The exercise:
Find every line in the records that contains the string "layer" and copy each such line. Case matters.

Dataset items:
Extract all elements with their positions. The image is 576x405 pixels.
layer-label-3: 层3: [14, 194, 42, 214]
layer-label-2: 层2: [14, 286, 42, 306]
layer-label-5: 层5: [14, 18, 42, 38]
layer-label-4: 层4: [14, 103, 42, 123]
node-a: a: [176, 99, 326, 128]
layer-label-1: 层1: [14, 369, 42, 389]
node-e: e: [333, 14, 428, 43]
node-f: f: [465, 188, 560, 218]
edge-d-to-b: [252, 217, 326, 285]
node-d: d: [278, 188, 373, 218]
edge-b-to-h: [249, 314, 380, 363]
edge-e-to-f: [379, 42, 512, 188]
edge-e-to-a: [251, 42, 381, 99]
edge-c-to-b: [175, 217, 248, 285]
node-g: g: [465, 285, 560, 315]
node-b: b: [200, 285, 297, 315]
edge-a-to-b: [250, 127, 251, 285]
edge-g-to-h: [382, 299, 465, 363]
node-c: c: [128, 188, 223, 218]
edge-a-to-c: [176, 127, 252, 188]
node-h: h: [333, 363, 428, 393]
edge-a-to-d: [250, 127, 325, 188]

Answer for this exercise:
layer-label-3: 层3: [14, 194, 42, 214]
layer-label-2: 层2: [14, 286, 42, 306]
layer-label-5: 层5: [14, 18, 42, 38]
layer-label-4: 层4: [14, 103, 42, 123]
layer-label-1: 层1: [14, 369, 42, 389]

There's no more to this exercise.